#### [Data in this exercise]
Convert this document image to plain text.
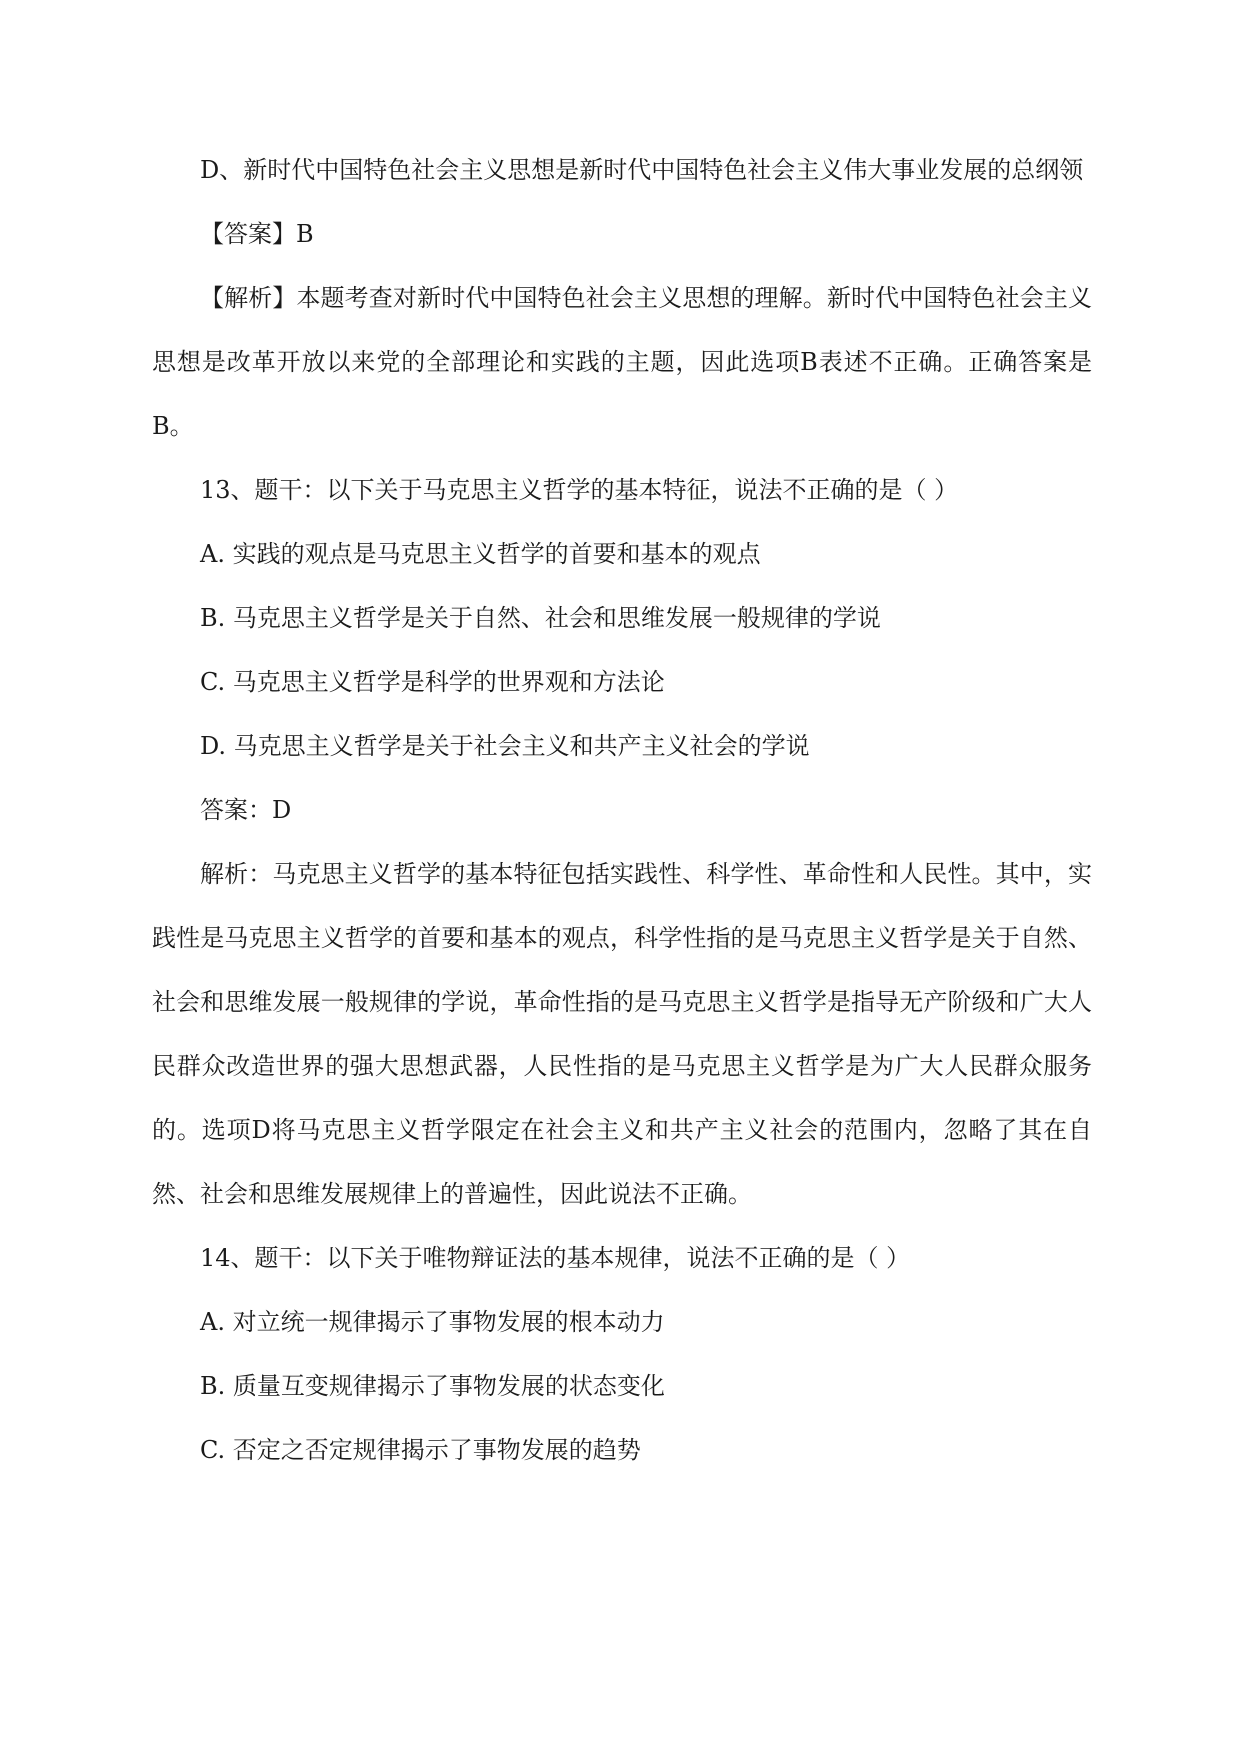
D、新时代中国特色社会主义思想是新时代中国特色社会主义伟大事业发展的总纲领

【答案】B

【解析】本题考查对新时代中国特色社会主义思想的理解。新时代中国特色社会主义思想是改革开放以来党的全部理论和实践的主题，因此选项B表述不正确。正确答案是B。

13、题干：以下关于马克思主义哲学的基本特征，说法不正确的是（ ）

A. 实践的观点是马克思主义哲学的首要和基本的观点

B. 马克思主义哲学是关于自然、社会和思维发展一般规律的学说

C. 马克思主义哲学是科学的世界观和方法论

D. 马克思主义哲学是关于社会主义和共产主义社会的学说

答案：D

解析：马克思主义哲学的基本特征包括实践性、科学性、革命性和人民性。其中，实践性是马克思主义哲学的首要和基本的观点，科学性指的是马克思主义哲学是关于自然、社会和思维发展一般规律的学说，革命性指的是马克思主义哲学是指导无产阶级和广大人民群众改造世界的强大思想武器，人民性指的是马克思主义哲学是为广大人民群众服务的。选项D将马克思主义哲学限定在社会主义和共产主义社会的范围内，忽略了其在自然、社会和思维发展规律上的普遍性，因此说法不正确。

14、题干：以下关于唯物辩证法的基本规律，说法不正确的是（ ）

A. 对立统一规律揭示了事物发展的根本动力

B. 质量互变规律揭示了事物发展的状态变化

C. 否定之否定规律揭示了事物发展的趋势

#### [Task directions]
Copy the entries exactly. Leave out the images.

#### [Solution for this problem]
Convert this document image to plain text.
D、新时代中国特色社会主义思想是新时代中国特色社会主义伟大事业发展的总纲领

【答案】B

【解析】本题考查对新时代中国特色社会主义思想的理解。新时代中国特色社会主义思想是改革开放以来党的全部理论和实践的主题，因此选项B表述不正确。正确答案是B。

13、题干：以下关于马克思主义哲学的基本特征，说法不正确的是（ ）

A. 实践的观点是马克思主义哲学的首要和基本的观点

B. 马克思主义哲学是关于自然、社会和思维发展一般规律的学说

C. 马克思主义哲学是科学的世界观和方法论

D. 马克思主义哲学是关于社会主义和共产主义社会的学说

答案：D

解析：马克思主义哲学的基本特征包括实践性、科学性、革命性和人民性。其中，实践性是马克思主义哲学的首要和基本的观点，科学性指的是马克思主义哲学是关于自然、社会和思维发展一般规律的学说，革命性指的是马克思主义哲学是指导无产阶级和广大人民群众改造世界的强大思想武器，人民性指的是马克思主义哲学是为广大人民群众服务的。选项D将马克思主义哲学限定在社会主义和共产主义社会的范围内，忽略了其在自然、社会和思维发展规律上的普遍性，因此说法不正确。

14、题干：以下关于唯物辩证法的基本规律，说法不正确的是（ ）

A. 对立统一规律揭示了事物发展的根本动力

B. 质量互变规律揭示了事物发展的状态变化

C. 否定之否定规律揭示了事物发展的趋势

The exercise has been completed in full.